Stated goal:
Every record below should be printed exactly as given.

## START Dataset

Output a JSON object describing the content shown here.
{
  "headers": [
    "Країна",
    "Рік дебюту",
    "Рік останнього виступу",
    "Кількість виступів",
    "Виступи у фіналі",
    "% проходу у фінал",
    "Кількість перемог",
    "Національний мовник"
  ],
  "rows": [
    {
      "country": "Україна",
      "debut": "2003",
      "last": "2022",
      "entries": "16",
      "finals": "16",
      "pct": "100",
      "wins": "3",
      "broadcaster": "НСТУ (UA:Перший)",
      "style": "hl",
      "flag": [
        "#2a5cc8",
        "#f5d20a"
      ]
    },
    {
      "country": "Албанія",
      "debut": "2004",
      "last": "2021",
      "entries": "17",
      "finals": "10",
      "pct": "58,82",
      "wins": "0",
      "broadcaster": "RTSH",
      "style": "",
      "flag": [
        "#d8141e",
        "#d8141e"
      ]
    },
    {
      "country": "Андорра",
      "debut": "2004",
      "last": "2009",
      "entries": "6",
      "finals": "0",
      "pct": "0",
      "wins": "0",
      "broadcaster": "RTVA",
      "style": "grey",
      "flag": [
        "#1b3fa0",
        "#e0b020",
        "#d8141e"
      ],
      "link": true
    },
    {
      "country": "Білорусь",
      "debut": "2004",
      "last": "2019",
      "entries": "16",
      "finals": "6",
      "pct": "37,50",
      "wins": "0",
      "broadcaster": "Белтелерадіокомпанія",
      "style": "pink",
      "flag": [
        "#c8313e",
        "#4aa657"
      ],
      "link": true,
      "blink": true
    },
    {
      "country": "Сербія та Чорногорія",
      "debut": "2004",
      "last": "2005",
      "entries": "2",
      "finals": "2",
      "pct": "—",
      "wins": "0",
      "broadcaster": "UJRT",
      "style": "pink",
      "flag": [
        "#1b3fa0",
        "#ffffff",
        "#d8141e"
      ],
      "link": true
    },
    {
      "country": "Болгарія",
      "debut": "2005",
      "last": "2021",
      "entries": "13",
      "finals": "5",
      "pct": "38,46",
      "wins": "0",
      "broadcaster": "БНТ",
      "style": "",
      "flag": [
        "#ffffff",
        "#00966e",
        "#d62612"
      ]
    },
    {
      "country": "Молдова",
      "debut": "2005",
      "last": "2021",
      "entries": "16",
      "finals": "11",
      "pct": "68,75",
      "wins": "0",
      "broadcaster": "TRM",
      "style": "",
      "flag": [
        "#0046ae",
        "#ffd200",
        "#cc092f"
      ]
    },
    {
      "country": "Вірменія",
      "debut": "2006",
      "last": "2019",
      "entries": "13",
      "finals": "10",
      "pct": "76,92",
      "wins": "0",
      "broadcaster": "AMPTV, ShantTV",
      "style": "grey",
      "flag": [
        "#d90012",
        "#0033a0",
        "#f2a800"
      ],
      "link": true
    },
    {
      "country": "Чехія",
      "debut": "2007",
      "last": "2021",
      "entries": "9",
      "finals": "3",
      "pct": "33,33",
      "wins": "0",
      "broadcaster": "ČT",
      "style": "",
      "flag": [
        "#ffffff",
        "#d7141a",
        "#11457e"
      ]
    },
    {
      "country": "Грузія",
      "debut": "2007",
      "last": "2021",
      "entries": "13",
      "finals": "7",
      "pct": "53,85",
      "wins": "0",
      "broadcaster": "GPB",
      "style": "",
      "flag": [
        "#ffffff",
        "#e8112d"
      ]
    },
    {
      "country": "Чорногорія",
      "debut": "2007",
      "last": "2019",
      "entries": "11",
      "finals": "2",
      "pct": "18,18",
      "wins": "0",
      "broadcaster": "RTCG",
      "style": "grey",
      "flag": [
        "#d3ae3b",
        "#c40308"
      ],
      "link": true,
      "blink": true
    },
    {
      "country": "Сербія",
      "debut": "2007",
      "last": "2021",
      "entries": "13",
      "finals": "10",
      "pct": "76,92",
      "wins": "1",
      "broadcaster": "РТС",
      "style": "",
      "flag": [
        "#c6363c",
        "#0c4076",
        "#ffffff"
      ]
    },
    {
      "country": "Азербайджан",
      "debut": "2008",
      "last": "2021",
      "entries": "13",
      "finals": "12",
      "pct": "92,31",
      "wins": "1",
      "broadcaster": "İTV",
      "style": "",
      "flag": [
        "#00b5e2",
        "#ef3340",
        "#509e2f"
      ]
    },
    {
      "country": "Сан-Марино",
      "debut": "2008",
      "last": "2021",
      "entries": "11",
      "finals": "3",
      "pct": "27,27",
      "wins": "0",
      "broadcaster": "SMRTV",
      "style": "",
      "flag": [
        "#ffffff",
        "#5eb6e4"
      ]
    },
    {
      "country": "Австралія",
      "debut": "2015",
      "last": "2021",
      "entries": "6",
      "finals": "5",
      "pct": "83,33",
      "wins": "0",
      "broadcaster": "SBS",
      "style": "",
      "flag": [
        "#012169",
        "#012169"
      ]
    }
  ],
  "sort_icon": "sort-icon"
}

## END Dataset

The solution:
Output a JSON object describing the content shown here.
{
  "headers": [
    "Країна",
    "Рік дебюту",
    "Рік останнього виступу",
    "Кількість виступів",
    "Виступи у фіналі",
    "% проходу у фінал",
    "Кількість перемог",
    "Національний мовник"
  ],
  "rows": [
    {
      "country": "Україна",
      "debut": "2003",
      "last": "2022",
      "entries": "16",
      "finals": "16",
      "pct": "100",
      "wins": "3",
      "broadcaster": "НСТУ (UA:Перший)",
      "style": "hl",
      "flag": [
        "#2a5cc8",
        "#f5d20a"
      ]
    },
    {
      "country": "Албанія",
      "debut": "2004",
      "last": "2021",
      "entries": "17",
      "finals": "10",
      "pct": "58,82",
      "wins": "0",
      "broadcaster": "RTSH",
      "style": "",
      "flag": [
        "#d8141e",
        "#d8141e"
      ]
    },
    {
      "country": "Андорра",
      "debut": "2004",
      "last": "2009",
      "entries": "6",
      "finals": "0",
      "pct": "0",
      "wins": "0",
      "broadcaster": "RTVA",
      "style": "grey",
      "flag": [
        "#1b3fa0",
        "#e0b020",
        "#d8141e"
      ],
      "link": true
    },
    {
      "country": "Білорусь",
      "debut": "2004",
      "last": "2019",
      "entries": "16",
      "finals": "6",
      "pct": "37,50",
      "wins": "0",
      "broadcaster": "Белтелерадіокомпанія",
      "style": "pink",
      "flag": [
        "#c8313e",
        "#4aa657"
      ],
      "link": true,
      "blink": true
    },
    {
      "country": "Сербія та Чорногорія",
      "debut": "2004",
      "last": "2005",
      "entries": "2",
      "finals": "2",
      "pct": "—",
      "wins": "0",
      "broadcaster": "UJRT",
      "style": "pink",
      "flag": [
        "#1b3fa0",
        "#ffffff",
        "#d8141e"
      ],
      "link": true
    },
    {
      "country": "Болгарія",
      "debut": "2005",
      "last": "2021",
      "entries": "13",
      "finals": "5",
      "pct": "38,46",
      "wins": "0",
      "broadcaster": "БНТ",
      "style": "",
      "flag": [
        "#ffffff",
        "#00966e",
        "#d62612"
      ]
    },
    {
      "country": "Молдова",
      "debut": "2005",
      "last": "2021",
      "entries": "16",
      "finals": "11",
      "pct": "68,75",
      "wins": "0",
      "broadcaster": "TRM",
      "style": "",
      "flag": [
        "#0046ae",
        "#ffd200",
        "#cc092f"
      ]
    },
    {
      "country": "Вірменія",
      "debut": "2006",
      "last": "2019",
      "entries": "13",
      "finals": "10",
      "pct": "76,92",
      "wins": "0",
      "broadcaster": "AMPTV, ShantTV",
      "style": "grey",
      "flag": [
        "#d90012",
        "#0033a0",
        "#f2a800"
      ],
      "link": true
    },
    {
      "country": "Чехія",
      "debut": "2007",
      "last": "2021",
      "entries": "9",
      "finals": "3",
      "pct": "33,33",
      "wins": "0",
      "broadcaster": "ČT",
      "style": "",
      "flag": [
        "#ffffff",
        "#d7141a",
        "#11457e"
      ]
    },
    {
      "country": "Грузія",
      "debut": "2007",
      "last": "2021",
      "entries": "13",
      "finals": "7",
      "pct": "53,85",
      "wins": "0",
      "broadcaster": "GPB",
      "style": "",
      "flag": [
        "#ffffff",
        "#e8112d"
      ]
    },
    {
      "country": "Чорногорія",
      "debut": "2007",
      "last": "2019",
      "entries": "11",
      "finals": "2",
      "pct": "18,18",
      "wins": "0",
      "broadcaster": "RTCG",
      "style": "grey",
      "flag": [
        "#d3ae3b",
        "#c40308"
      ],
      "link": true,
      "blink": true
    },
    {
      "country": "Сербія",
      "debut": "2007",
      "last": "2021",
      "entries": "13",
      "finals": "10",
      "pct": "76,92",
      "wins": "1",
      "broadcaster": "РТС",
      "style": "",
      "flag": [
        "#c6363c",
        "#0c4076",
        "#ffffff"
      ]
    },
    {
      "country": "Азербайджан",
      "debut": "2008",
      "last": "2021",
      "entries": "13",
      "finals": "12",
      "pct": "92,31",
      "wins": "1",
      "broadcaster": "İTV",
      "style": "",
      "flag": [
        "#00b5e2",
        "#ef3340",
        "#509e2f"
      ]
    },
    {
      "country": "Сан-Марино",
      "debut": "2008",
      "last": "2021",
      "entries": "11",
      "finals": "3",
      "pct": "27,27",
      "wins": "0",
      "broadcaster": "SMRTV",
      "style": "",
      "flag": [
        "#ffffff",
        "#5eb6e4"
      ]
    },
    {
      "country": "Австралія",
      "debut": "2015",
      "last": "2021",
      "entries": "6",
      "finals": "5",
      "pct": "83,33",
      "wins": "0",
      "broadcaster": "SBS",
      "style": "",
      "flag": [
        "#012169",
        "#012169"
      ]
    }
  ],
  "sort_icon": "sort-icon"
}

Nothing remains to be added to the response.